── EXTRACTED ENTRIES ──

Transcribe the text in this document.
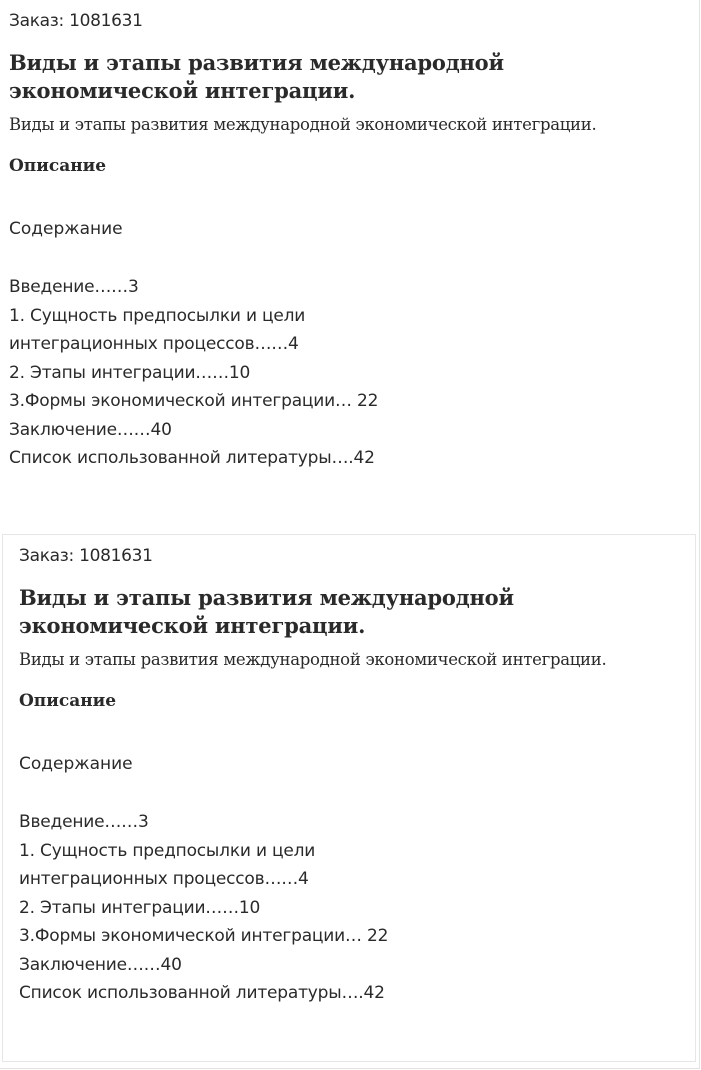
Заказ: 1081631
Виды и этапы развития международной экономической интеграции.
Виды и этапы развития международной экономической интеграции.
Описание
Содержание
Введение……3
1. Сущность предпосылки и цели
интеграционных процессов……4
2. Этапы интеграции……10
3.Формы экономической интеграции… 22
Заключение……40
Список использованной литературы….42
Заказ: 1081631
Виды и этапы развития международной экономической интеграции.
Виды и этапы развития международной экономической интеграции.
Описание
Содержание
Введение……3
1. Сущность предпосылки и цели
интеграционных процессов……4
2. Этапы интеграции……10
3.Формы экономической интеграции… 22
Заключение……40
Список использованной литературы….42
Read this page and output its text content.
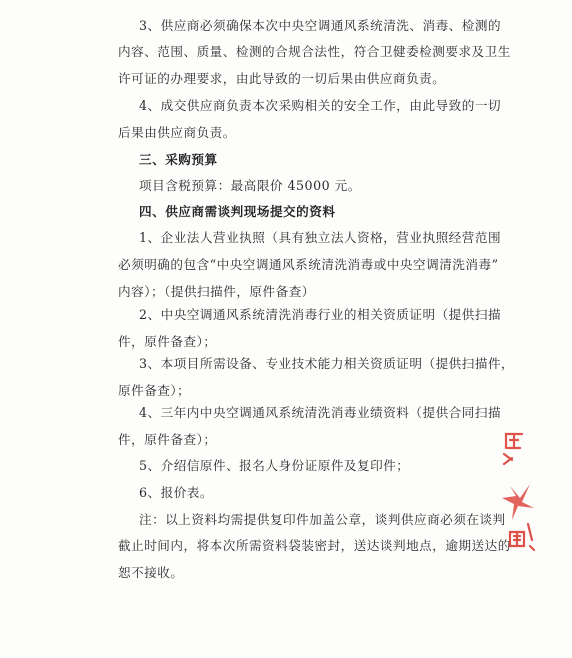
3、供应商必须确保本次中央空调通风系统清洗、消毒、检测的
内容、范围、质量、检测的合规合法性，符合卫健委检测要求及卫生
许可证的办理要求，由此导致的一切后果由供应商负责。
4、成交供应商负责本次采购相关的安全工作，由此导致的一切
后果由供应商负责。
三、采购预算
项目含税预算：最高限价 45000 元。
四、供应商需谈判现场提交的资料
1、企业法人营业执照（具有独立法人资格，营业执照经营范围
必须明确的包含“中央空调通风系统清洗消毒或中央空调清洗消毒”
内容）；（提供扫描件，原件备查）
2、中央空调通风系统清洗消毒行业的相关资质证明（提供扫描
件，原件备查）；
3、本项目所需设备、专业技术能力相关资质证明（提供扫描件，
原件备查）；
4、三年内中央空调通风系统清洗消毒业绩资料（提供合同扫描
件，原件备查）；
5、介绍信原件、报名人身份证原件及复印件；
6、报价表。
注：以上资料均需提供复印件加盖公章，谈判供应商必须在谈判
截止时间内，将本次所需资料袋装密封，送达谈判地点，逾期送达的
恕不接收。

───

| SET TASK |
Leave out every picture, and copy exactly the lines from the line that contains "Read this page and output its text content." through the end of the material.

| RESULT FOR THIS TASK |
Read this page and output its text content.
3、供应商必须确保本次中央空调通风系统清洗、消毒、检测的
内容、范围、质量、检测的合规合法性，符合卫健委检测要求及卫生
许可证的办理要求，由此导致的一切后果由供应商负责。
4、成交供应商负责本次采购相关的安全工作，由此导致的一切
后果由供应商负责。
三、采购预算
项目含税预算：最高限价 45000 元。
四、供应商需谈判现场提交的资料
1、企业法人营业执照（具有独立法人资格，营业执照经营范围
必须明确的包含“中央空调通风系统清洗消毒或中央空调清洗消毒”
内容）；（提供扫描件，原件备查）
2、中央空调通风系统清洗消毒行业的相关资质证明（提供扫描
件，原件备查）；
3、本项目所需设备、专业技术能力相关资质证明（提供扫描件，
原件备查）；
4、三年内中央空调通风系统清洗消毒业绩资料（提供合同扫描
件，原件备查）；
5、介绍信原件、报名人身份证原件及复印件；
6、报价表。
注：以上资料均需提供复印件加盖公章，谈判供应商必须在谈判
截止时间内，将本次所需资料袋装密封，送达谈判地点，逾期送达的
恕不接收。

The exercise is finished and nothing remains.